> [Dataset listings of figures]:
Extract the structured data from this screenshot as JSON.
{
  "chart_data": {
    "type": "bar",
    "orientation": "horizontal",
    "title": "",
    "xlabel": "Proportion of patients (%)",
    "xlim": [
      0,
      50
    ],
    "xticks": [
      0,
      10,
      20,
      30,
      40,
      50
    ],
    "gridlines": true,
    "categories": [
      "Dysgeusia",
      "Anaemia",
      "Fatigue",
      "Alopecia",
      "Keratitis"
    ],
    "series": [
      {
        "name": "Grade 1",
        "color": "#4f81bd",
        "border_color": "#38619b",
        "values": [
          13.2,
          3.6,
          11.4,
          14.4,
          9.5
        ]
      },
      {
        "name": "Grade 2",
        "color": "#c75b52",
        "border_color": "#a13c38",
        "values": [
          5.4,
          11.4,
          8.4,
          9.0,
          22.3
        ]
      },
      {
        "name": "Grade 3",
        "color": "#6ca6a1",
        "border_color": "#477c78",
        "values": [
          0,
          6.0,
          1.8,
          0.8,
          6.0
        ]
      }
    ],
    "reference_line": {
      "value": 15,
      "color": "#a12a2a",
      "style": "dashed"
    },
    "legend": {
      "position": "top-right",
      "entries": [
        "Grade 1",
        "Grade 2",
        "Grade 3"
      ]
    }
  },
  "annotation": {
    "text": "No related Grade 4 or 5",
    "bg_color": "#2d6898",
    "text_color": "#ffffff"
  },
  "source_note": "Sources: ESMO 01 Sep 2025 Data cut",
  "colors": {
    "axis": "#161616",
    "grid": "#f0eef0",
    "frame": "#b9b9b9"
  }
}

> [Instructions for the task]:
Copy each record from above exactly, and include every line.

> [Written reply]:
Extract the structured data from this screenshot as JSON.
{
  "chart_data": {
    "type": "bar",
    "orientation": "horizontal",
    "title": "",
    "xlabel": "Proportion of patients (%)",
    "xlim": [
      0,
      50
    ],
    "xticks": [
      0,
      10,
      20,
      30,
      40,
      50
    ],
    "gridlines": true,
    "categories": [
      "Dysgeusia",
      "Anaemia",
      "Fatigue",
      "Alopecia",
      "Keratitis"
    ],
    "series": [
      {
        "name": "Grade 1",
        "color": "#4f81bd",
        "border_color": "#38619b",
        "values": [
          13.2,
          3.6,
          11.4,
          14.4,
          9.5
        ]
      },
      {
        "name": "Grade 2",
        "color": "#c75b52",
        "border_color": "#a13c38",
        "values": [
          5.4,
          11.4,
          8.4,
          9.0,
          22.3
        ]
      },
      {
        "name": "Grade 3",
        "color": "#6ca6a1",
        "border_color": "#477c78",
        "values": [
          0,
          6.0,
          1.8,
          0.8,
          6.0
        ]
      }
    ],
    "reference_line": {
      "value": 15,
      "color": "#a12a2a",
      "style": "dashed"
    },
    "legend": {
      "position": "top-right",
      "entries": [
        "Grade 1",
        "Grade 2",
        "Grade 3"
      ]
    }
  },
  "annotation": {
    "text": "No related Grade 4 or 5",
    "bg_color": "#2d6898",
    "text_color": "#ffffff"
  },
  "source_note": "Sources: ESMO 01 Sep 2025 Data cut",
  "colors": {
    "axis": "#161616",
    "grid": "#f0eef0",
    "frame": "#b9b9b9"
  }
}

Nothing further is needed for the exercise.